Your objective: All of the records below should be output exactly.

Dataset records:
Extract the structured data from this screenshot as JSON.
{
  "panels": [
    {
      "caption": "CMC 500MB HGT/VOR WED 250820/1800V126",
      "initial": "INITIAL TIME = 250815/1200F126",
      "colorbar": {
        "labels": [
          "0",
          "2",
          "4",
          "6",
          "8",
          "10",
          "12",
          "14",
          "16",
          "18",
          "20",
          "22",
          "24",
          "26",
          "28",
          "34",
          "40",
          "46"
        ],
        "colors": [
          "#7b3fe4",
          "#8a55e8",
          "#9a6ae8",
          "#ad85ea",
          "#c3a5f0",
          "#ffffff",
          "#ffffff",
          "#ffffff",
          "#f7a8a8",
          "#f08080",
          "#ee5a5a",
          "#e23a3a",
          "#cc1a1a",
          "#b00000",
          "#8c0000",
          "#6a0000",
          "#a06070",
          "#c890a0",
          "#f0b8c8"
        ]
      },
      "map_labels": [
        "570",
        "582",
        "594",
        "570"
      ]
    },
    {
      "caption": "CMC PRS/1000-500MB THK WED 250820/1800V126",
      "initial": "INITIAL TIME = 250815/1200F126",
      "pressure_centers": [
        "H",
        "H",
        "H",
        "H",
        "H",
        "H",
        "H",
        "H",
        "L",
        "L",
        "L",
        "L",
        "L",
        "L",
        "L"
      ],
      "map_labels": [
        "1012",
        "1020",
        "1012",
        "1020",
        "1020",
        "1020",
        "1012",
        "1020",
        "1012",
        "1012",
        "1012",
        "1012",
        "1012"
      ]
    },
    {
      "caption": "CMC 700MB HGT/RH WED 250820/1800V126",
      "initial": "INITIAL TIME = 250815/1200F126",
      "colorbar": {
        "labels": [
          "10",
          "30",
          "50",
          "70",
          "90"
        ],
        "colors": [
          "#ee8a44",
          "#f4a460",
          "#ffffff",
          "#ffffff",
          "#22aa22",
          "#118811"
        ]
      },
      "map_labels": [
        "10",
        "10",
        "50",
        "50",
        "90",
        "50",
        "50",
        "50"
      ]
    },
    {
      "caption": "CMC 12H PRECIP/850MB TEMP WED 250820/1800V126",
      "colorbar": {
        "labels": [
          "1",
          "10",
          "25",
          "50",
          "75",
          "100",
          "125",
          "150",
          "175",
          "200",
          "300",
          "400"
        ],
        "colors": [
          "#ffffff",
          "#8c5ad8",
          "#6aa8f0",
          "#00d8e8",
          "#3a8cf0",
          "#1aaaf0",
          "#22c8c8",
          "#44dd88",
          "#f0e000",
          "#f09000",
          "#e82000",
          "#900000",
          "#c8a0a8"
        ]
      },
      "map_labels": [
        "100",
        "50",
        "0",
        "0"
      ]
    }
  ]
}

Answer to this exercise:
Extract the structured data from this screenshot as JSON.
{
  "panels": [
    {
      "caption": "CMC 500MB HGT/VOR WED 250820/1800V126",
      "initial": "INITIAL TIME = 250815/1200F126",
      "colorbar": {
        "labels": [
          "0",
          "2",
          "4",
          "6",
          "8",
          "10",
          "12",
          "14",
          "16",
          "18",
          "20",
          "22",
          "24",
          "26",
          "28",
          "34",
          "40",
          "46"
        ],
        "colors": [
          "#7b3fe4",
          "#8a55e8",
          "#9a6ae8",
          "#ad85ea",
          "#c3a5f0",
          "#ffffff",
          "#ffffff",
          "#ffffff",
          "#f7a8a8",
          "#f08080",
          "#ee5a5a",
          "#e23a3a",
          "#cc1a1a",
          "#b00000",
          "#8c0000",
          "#6a0000",
          "#a06070",
          "#c890a0",
          "#f0b8c8"
        ]
      },
      "map_labels": [
        "570",
        "582",
        "594",
        "570"
      ]
    },
    {
      "caption": "CMC PRS/1000-500MB THK WED 250820/1800V126",
      "initial": "INITIAL TIME = 250815/1200F126",
      "pressure_centers": [
        "H",
        "H",
        "H",
        "H",
        "H",
        "H",
        "H",
        "H",
        "L",
        "L",
        "L",
        "L",
        "L",
        "L",
        "L"
      ],
      "map_labels": [
        "1012",
        "1020",
        "1012",
        "1020",
        "1020",
        "1020",
        "1012",
        "1020",
        "1012",
        "1012",
        "1012",
        "1012",
        "1012"
      ]
    },
    {
      "caption": "CMC 700MB HGT/RH WED 250820/1800V126",
      "initial": "INITIAL TIME = 250815/1200F126",
      "colorbar": {
        "labels": [
          "10",
          "30",
          "50",
          "70",
          "90"
        ],
        "colors": [
          "#ee8a44",
          "#f4a460",
          "#ffffff",
          "#ffffff",
          "#22aa22",
          "#118811"
        ]
      },
      "map_labels": [
        "10",
        "10",
        "50",
        "50",
        "90",
        "50",
        "50",
        "50"
      ]
    },
    {
      "caption": "CMC 12H PRECIP/850MB TEMP WED 250820/1800V126",
      "colorbar": {
        "labels": [
          "1",
          "10",
          "25",
          "50",
          "75",
          "100",
          "125",
          "150",
          "175",
          "200",
          "300",
          "400"
        ],
        "colors": [
          "#ffffff",
          "#8c5ad8",
          "#6aa8f0",
          "#00d8e8",
          "#3a8cf0",
          "#1aaaf0",
          "#22c8c8",
          "#44dd88",
          "#f0e000",
          "#f09000",
          "#e82000",
          "#900000",
          "#c8a0a8"
        ]
      },
      "map_labels": [
        "100",
        "50",
        "0",
        "0"
      ]
    }
  ]
}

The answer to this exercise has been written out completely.